= EXERCISE PROMPT =
All records are to be retyped faithfully and completely.
=== SUPPLIED RECORDS ===
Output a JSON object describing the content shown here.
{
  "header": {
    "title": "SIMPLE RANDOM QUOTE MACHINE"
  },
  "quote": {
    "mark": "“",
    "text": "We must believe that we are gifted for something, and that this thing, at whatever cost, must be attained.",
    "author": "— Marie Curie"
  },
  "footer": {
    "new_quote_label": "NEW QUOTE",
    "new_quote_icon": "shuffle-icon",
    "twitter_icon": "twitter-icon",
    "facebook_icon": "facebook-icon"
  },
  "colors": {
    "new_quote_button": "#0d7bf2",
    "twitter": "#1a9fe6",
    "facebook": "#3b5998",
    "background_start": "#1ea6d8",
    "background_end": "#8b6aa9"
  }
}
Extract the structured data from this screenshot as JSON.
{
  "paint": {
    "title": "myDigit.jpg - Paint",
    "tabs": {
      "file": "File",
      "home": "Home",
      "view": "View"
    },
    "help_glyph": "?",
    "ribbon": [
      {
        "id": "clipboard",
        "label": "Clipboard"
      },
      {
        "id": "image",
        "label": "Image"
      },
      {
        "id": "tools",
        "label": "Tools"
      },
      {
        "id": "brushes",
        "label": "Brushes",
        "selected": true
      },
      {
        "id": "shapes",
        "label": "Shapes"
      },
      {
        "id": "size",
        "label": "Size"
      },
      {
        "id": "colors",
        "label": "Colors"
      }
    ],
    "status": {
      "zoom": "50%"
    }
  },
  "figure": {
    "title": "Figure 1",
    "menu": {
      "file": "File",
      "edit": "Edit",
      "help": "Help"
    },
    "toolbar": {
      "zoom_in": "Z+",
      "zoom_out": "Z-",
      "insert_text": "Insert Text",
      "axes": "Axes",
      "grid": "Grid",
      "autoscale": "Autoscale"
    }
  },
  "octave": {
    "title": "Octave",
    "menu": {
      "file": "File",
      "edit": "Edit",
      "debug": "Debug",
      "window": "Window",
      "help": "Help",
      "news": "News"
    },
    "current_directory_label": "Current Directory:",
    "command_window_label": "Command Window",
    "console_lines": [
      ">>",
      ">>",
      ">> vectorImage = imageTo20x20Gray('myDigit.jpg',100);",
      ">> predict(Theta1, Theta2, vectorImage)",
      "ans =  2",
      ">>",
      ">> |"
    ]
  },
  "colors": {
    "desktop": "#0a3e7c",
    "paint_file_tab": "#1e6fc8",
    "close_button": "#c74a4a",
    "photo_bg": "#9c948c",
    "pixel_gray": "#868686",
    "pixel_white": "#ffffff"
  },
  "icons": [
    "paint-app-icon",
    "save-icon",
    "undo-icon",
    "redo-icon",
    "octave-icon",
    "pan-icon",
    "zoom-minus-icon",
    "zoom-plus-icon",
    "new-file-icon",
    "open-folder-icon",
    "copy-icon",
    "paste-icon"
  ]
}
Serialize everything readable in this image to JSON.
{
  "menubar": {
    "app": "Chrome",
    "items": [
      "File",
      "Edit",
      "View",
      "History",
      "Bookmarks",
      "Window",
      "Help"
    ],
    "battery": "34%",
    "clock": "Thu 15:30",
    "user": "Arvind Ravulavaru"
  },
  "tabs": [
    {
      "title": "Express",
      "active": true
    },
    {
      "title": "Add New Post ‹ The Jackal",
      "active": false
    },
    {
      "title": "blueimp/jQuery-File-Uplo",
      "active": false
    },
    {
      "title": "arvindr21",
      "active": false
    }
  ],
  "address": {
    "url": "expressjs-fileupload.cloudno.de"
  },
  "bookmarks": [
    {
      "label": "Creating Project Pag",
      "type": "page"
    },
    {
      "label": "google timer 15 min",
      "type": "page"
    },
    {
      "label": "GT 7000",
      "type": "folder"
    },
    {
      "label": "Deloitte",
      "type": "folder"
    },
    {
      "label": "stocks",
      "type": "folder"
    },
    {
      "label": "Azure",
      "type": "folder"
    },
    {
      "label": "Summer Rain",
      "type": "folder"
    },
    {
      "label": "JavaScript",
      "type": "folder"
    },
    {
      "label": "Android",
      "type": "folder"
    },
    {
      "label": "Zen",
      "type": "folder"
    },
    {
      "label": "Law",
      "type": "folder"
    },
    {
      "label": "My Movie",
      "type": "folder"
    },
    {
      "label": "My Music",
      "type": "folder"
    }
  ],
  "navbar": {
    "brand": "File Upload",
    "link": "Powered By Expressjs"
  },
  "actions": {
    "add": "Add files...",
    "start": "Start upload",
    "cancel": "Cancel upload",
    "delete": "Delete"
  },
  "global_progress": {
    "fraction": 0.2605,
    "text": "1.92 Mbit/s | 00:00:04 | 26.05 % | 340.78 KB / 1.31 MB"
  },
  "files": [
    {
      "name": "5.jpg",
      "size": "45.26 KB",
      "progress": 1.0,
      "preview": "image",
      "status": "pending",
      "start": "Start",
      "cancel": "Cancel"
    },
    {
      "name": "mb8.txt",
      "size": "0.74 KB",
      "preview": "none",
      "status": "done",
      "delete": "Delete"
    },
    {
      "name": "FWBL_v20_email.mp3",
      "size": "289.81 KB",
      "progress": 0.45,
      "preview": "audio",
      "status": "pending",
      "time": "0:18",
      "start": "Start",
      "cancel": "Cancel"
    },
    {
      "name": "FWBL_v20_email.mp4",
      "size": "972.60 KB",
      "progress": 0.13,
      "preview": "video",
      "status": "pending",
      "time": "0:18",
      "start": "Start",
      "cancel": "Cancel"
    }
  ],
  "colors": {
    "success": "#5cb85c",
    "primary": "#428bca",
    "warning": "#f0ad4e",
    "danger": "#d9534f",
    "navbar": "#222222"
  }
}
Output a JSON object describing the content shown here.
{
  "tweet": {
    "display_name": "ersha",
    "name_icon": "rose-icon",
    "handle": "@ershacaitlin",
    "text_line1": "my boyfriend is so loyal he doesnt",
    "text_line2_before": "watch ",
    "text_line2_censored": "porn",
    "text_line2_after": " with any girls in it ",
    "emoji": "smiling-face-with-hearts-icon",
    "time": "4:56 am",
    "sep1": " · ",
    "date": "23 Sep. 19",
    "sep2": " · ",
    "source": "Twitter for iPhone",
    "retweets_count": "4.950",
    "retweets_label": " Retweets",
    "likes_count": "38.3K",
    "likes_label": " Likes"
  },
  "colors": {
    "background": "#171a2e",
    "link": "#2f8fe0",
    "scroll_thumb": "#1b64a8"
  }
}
===
= EXPECTED OUTPUT =
Output a JSON object describing the content shown here.
{
  "header": {
    "title": "SIMPLE RANDOM QUOTE MACHINE"
  },
  "quote": {
    "mark": "“",
    "text": "We must believe that we are gifted for something, and that this thing, at whatever cost, must be attained.",
    "author": "— Marie Curie"
  },
  "footer": {
    "new_quote_label": "NEW QUOTE",
    "new_quote_icon": "shuffle-icon",
    "twitter_icon": "twitter-icon",
    "facebook_icon": "facebook-icon"
  },
  "colors": {
    "new_quote_button": "#0d7bf2",
    "twitter": "#1a9fe6",
    "facebook": "#3b5998",
    "background_start": "#1ea6d8",
    "background_end": "#8b6aa9"
  }
}
Extract the structured data from this screenshot as JSON.
{
  "paint": {
    "title": "myDigit.jpg - Paint",
    "tabs": {
      "file": "File",
      "home": "Home",
      "view": "View"
    },
    "help_glyph": "?",
    "ribbon": [
      {
        "id": "clipboard",
        "label": "Clipboard"
      },
      {
        "id": "image",
        "label": "Image"
      },
      {
        "id": "tools",
        "label": "Tools"
      },
      {
        "id": "brushes",
        "label": "Brushes",
        "selected": true
      },
      {
        "id": "shapes",
        "label": "Shapes"
      },
      {
        "id": "size",
        "label": "Size"
      },
      {
        "id": "colors",
        "label": "Colors"
      }
    ],
    "status": {
      "zoom": "50%"
    }
  },
  "figure": {
    "title": "Figure 1",
    "menu": {
      "file": "File",
      "edit": "Edit",
      "help": "Help"
    },
    "toolbar": {
      "zoom_in": "Z+",
      "zoom_out": "Z-",
      "insert_text": "Insert Text",
      "axes": "Axes",
      "grid": "Grid",
      "autoscale": "Autoscale"
    }
  },
  "octave": {
    "title": "Octave",
    "menu": {
      "file": "File",
      "edit": "Edit",
      "debug": "Debug",
      "window": "Window",
      "help": "Help",
      "news": "News"
    },
    "current_directory_label": "Current Directory:",
    "command_window_label": "Command Window",
    "console_lines": [
      ">>",
      ">>",
      ">> vectorImage = imageTo20x20Gray('myDigit.jpg',100);",
      ">> predict(Theta1, Theta2, vectorImage)",
      "ans =  2",
      ">>",
      ">> |"
    ]
  },
  "colors": {
    "desktop": "#0a3e7c",
    "paint_file_tab": "#1e6fc8",
    "close_button": "#c74a4a",
    "photo_bg": "#9c948c",
    "pixel_gray": "#868686",
    "pixel_white": "#ffffff"
  },
  "icons": [
    "paint-app-icon",
    "save-icon",
    "undo-icon",
    "redo-icon",
    "octave-icon",
    "pan-icon",
    "zoom-minus-icon",
    "zoom-plus-icon",
    "new-file-icon",
    "open-folder-icon",
    "copy-icon",
    "paste-icon"
  ]
}
Serialize everything readable in this image to JSON.
{
  "menubar": {
    "app": "Chrome",
    "items": [
      "File",
      "Edit",
      "View",
      "History",
      "Bookmarks",
      "Window",
      "Help"
    ],
    "battery": "34%",
    "clock": "Thu 15:30",
    "user": "Arvind Ravulavaru"
  },
  "tabs": [
    {
      "title": "Express",
      "active": true
    },
    {
      "title": "Add New Post ‹ The Jackal",
      "active": false
    },
    {
      "title": "blueimp/jQuery-File-Uplo",
      "active": false
    },
    {
      "title": "arvindr21",
      "active": false
    }
  ],
  "address": {
    "url": "expressjs-fileupload.cloudno.de"
  },
  "bookmarks": [
    {
      "label": "Creating Project Pag",
      "type": "page"
    },
    {
      "label": "google timer 15 min",
      "type": "page"
    },
    {
      "label": "GT 7000",
      "type": "folder"
    },
    {
      "label": "Deloitte",
      "type": "folder"
    },
    {
      "label": "stocks",
      "type": "folder"
    },
    {
      "label": "Azure",
      "type": "folder"
    },
    {
      "label": "Summer Rain",
      "type": "folder"
    },
    {
      "label": "JavaScript",
      "type": "folder"
    },
    {
      "label": "Android",
      "type": "folder"
    },
    {
      "label": "Zen",
      "type": "folder"
    },
    {
      "label": "Law",
      "type": "folder"
    },
    {
      "label": "My Movie",
      "type": "folder"
    },
    {
      "label": "My Music",
      "type": "folder"
    }
  ],
  "navbar": {
    "brand": "File Upload",
    "link": "Powered By Expressjs"
  },
  "actions": {
    "add": "Add files...",
    "start": "Start upload",
    "cancel": "Cancel upload",
    "delete": "Delete"
  },
  "global_progress": {
    "fraction": 0.2605,
    "text": "1.92 Mbit/s | 00:00:04 | 26.05 % | 340.78 KB / 1.31 MB"
  },
  "files": [
    {
      "name": "5.jpg",
      "size": "45.26 KB",
      "progress": 1.0,
      "preview": "image",
      "status": "pending",
      "start": "Start",
      "cancel": "Cancel"
    },
    {
      "name": "mb8.txt",
      "size": "0.74 KB",
      "preview": "none",
      "status": "done",
      "delete": "Delete"
    },
    {
      "name": "FWBL_v20_email.mp3",
      "size": "289.81 KB",
      "progress": 0.45,
      "preview": "audio",
      "status": "pending",
      "time": "0:18",
      "start": "Start",
      "cancel": "Cancel"
    },
    {
      "name": "FWBL_v20_email.mp4",
      "size": "972.60 KB",
      "progress": 0.13,
      "preview": "video",
      "status": "pending",
      "time": "0:18",
      "start": "Start",
      "cancel": "Cancel"
    }
  ],
  "colors": {
    "success": "#5cb85c",
    "primary": "#428bca",
    "warning": "#f0ad4e",
    "danger": "#d9534f",
    "navbar": "#222222"
  }
}
Output a JSON object describing the content shown here.
{
  "tweet": {
    "display_name": "ersha",
    "name_icon": "rose-icon",
    "handle": "@ershacaitlin",
    "text_line1": "my boyfriend is so loyal he doesnt",
    "text_line2_before": "watch ",
    "text_line2_censored": "porn",
    "text_line2_after": " with any girls in it ",
    "emoji": "smiling-face-with-hearts-icon",
    "time": "4:56 am",
    "sep1": " · ",
    "date": "23 Sep. 19",
    "sep2": " · ",
    "source": "Twitter for iPhone",
    "retweets_count": "4.950",
    "retweets_label": " Retweets",
    "likes_count": "38.3K",
    "likes_label": " Likes"
  },
  "colors": {
    "background": "#171a2e",
    "link": "#2f8fe0",
    "scroll_thumb": "#1b64a8"
  }
}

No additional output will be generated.